* _読解本文_:
------------
若槻千夏/宇川直宏が感じた、バーチャル渋谷の可能性
LOUNGE / FEATURES
2020年6月17日

若槻千夏/宇川直宏が感じた、バーチャル渋谷の可能性

2020年5月19日、渋谷区公認の配信プラットフォーム「バーチャル渋谷」にて「#渋谷攻殻NIGHT by au 5G」が行われた。コロナ禍によりさまざまな活動が制限されるなか、バーチャル空間を使った新たなエンターテイメントを模索するこの試みは大きな話題となり、メディアを席巻した。また、実現に至っては前回​同様、スピーディに「走りながら考える」姿勢が見られたのも興味深い。ここでは、同イベントに登壇した若槻千夏氏(渋谷未来デザイン フューチャーデザイナー)、宇川直宏氏(スーパー ドミューン代表)、そして仕掛け人である三浦伊知郎氏(KDDI革新担当部長)の対談を通じて、「バーチャル渋谷」の可能性を探っていく。

Text by TOMIYAMA Eizaburo

バーチャル渋谷ガイド:バーチャル渋谷の魅力を紹介 #渋谷攻殻 NIGHT by au 5G

それぞれの思い出が息づく街「渋谷」

三浦 先日は、「#渋谷攻殻NIGHT by au 5G」へのご出演ありがとうございました! おかげさまでのべ5万人を超える来場者数で、各種メディアにも取り上げていただきまして。そこで今回は、当日の模様を振り返りつつ感想をいただければと思います。まずは皆さんの「渋谷」との関わりについて伺えますか?
若槻 私は埼玉が地元なんですけど、渋谷にはもう17年くらい住んでいます。
宇川 ドミューンのスタジオが渋谷区に移ってからもう12年くらい。でも、三浦さんは生まれも育ちも道玄坂(渋谷)でしょ?
------------
* _提示項目_:
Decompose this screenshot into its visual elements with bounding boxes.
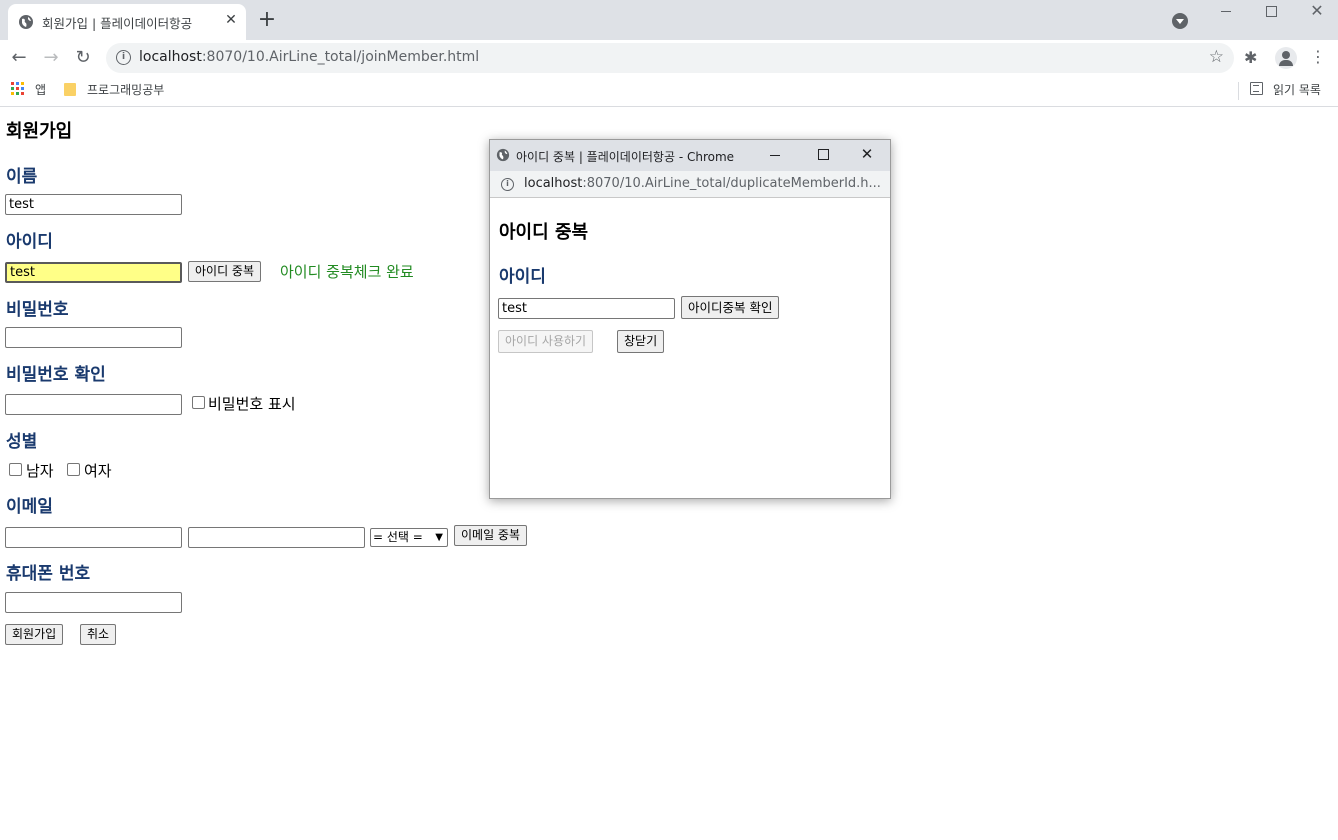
phone-input[interactable] <box>5 592 182 613</box>
bookmark-folder-programming[interactable]: 프로그래밍공부 <box>87 81 164 98</box>
profile-avatar-icon[interactable] <box>1275 47 1297 69</box>
globe-icon <box>496 148 510 162</box>
popup-id-input[interactable] <box>498 298 675 319</box>
new-tab-button[interactable]: + <box>256 9 278 32</box>
use-id-button: 아이디 사용하기 <box>498 330 594 353</box>
close-popup-button[interactable]: 창닫기 <box>617 330 665 353</box>
email-domain-input[interactable] <box>188 527 365 548</box>
close-window-button[interactable]: ✕ <box>1294 0 1338 30</box>
tab-close-icon[interactable]: ✕ <box>222 11 240 29</box>
popup-url-host: localhost <box>524 176 583 191</box>
forward-arrow-icon[interactable]: → <box>38 45 64 71</box>
extensions-puzzle-icon[interactable]: ✱ <box>1244 48 1257 67</box>
email-domain-select-value: = 선택 = <box>373 530 423 544</box>
password-confirm-input[interactable] <box>5 394 182 415</box>
password-input[interactable] <box>5 327 182 348</box>
tab-join-member[interactable]: 회원가입 | 플레이데이터항공 ✕ <box>8 4 246 40</box>
bookmarks-divider <box>1238 82 1239 100</box>
id-check-status: 아이디 중복체크 완료 <box>280 263 414 281</box>
show-password-label: 비밀번호 표시 <box>208 395 296 413</box>
name-input[interactable] <box>5 194 182 215</box>
tab-strip: 회원가입 | 플레이데이터항공 ✕ + ✕ <box>0 0 1338 40</box>
email-domain-select[interactable]: = 선택 = ▼ <box>370 528 448 547</box>
gender-label: 성별 <box>6 432 38 452</box>
phone-label: 휴대폰 번호 <box>6 564 91 584</box>
password-confirm-label: 비밀번호 확인 <box>6 365 106 385</box>
gender-male-label: 남자 <box>26 462 54 480</box>
duplicate-id-popup-window: 아이디 중복 | 플레이데이터항공 - Chrome ✕ i localhost… <box>489 139 891 499</box>
popup-address-bar: i localhost:8070/10.AirLine_total/duplic… <box>490 171 890 198</box>
id-label: 아이디 <box>6 232 53 252</box>
reading-list[interactable]: 읽기 목록 <box>1273 81 1321 98</box>
bookmark-star-icon[interactable]: ☆ <box>1209 47 1224 67</box>
browser-toolbar: ← → ↻ i localhost:8070/10.AirLine_total/… <box>0 40 1338 76</box>
tab-title: 회원가입 | 플레이데이터항공 <box>42 16 193 31</box>
cancel-button[interactable]: 취소 <box>80 624 117 645</box>
address-url[interactable]: localhost:8070/10.AirLine_total/joinMemb… <box>139 49 479 65</box>
gender-female-checkbox[interactable] <box>67 463 80 476</box>
id-duplicate-confirm-button[interactable]: 아이디중복 확인 <box>681 296 780 319</box>
bookmarks-bar: 앱 프로그래밍공부 읽기 목록 <box>0 76 1338 107</box>
id-duplicate-check-button[interactable]: 아이디 중복 <box>188 261 262 282</box>
show-password-checkbox[interactable] <box>192 396 205 409</box>
popup-titlebar[interactable]: 아이디 중복 | 플레이데이터항공 - Chrome ✕ <box>490 140 890 171</box>
popup-heading: 아이디 중복 <box>499 222 589 243</box>
gender-male-checkbox[interactable] <box>9 463 22 476</box>
name-label: 이름 <box>6 167 38 187</box>
bookmark-apps[interactable]: 앱 <box>35 81 46 98</box>
menu-kebab-icon[interactable]: ⋮ <box>1310 47 1326 66</box>
minimize-button[interactable] <box>1202 0 1248 30</box>
popup-id-label: 아이디 <box>499 267 546 287</box>
chevron-down-icon: ▼ <box>435 532 443 543</box>
email-label: 이메일 <box>6 497 53 517</box>
site-info-icon[interactable]: i <box>116 50 131 65</box>
tab-search-icon[interactable] <box>1172 13 1188 29</box>
browser-window: 회원가입 | 플레이데이터항공 ✕ + ✕ ← → ↻ i localhost:… <box>0 0 1338 840</box>
reading-list-icon[interactable] <box>1250 82 1263 95</box>
url-host: localhost <box>139 49 202 65</box>
popup-url-path: :8070/10.AirLine_total/duplicateMemberId… <box>582 176 881 191</box>
password-label: 비밀번호 <box>6 300 69 320</box>
popup-title: 아이디 중복 | 플레이데이터항공 - Chrome <box>516 150 735 164</box>
back-arrow-icon[interactable]: ← <box>6 45 32 71</box>
id-input[interactable] <box>5 262 182 283</box>
popup-maximize-button[interactable] <box>810 148 836 162</box>
folder-icon <box>64 83 76 96</box>
submit-join-button[interactable]: 회원가입 <box>5 624 64 645</box>
reload-icon[interactable]: ↻ <box>70 45 96 71</box>
address-bar[interactable]: i localhost:8070/10.AirLine_total/joinMe… <box>106 43 1234 73</box>
email-local-input[interactable] <box>5 527 182 548</box>
url-path: :8070/10.AirLine_total/joinMember.html <box>201 49 480 65</box>
page-title: 회원가입 <box>6 121 73 142</box>
popup-close-icon[interactable]: ✕ <box>854 144 880 164</box>
email-duplicate-check-button[interactable]: 이메일 중복 <box>454 525 528 546</box>
site-info-icon[interactable]: i <box>501 178 514 191</box>
apps-grid-icon[interactable] <box>11 82 25 96</box>
maximize-button[interactable] <box>1248 0 1294 30</box>
globe-icon <box>19 15 33 29</box>
gender-female-label: 여자 <box>84 462 112 480</box>
popup-address-url: localhost:8070/10.AirLine_total/duplicat… <box>524 176 881 191</box>
popup-minimize-button[interactable] <box>762 148 788 162</box>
------------
* _課題の目的_:
次の (a)〜(c) の記述が本文の内容と一致するかを判定してください。それぞれ「はい」か「いいえ」で答え、判断の決め手となる本文の語句をそのまま引用してください。
(a) 「#渋谷攻殻NIGHT by au 5G」は2020年5月19日に行われた。
(b) 若槻氏の地元は渋谷である。
(c) イベントの来場者数はのべ5万人を超えた。
本文だけを根拠にして答えてください。

* _解答_:
(a) はい。「2020年5月19日、渋谷区公認の配信プラットフォーム「バーチャル渋谷」にて「#渋谷攻殻NIGHT by au 5G」が行われた」
(b) いいえ。「私は埼玉が地元なんですけど」
(c) はい。「おかげさまでのべ5万人を超える来場者数」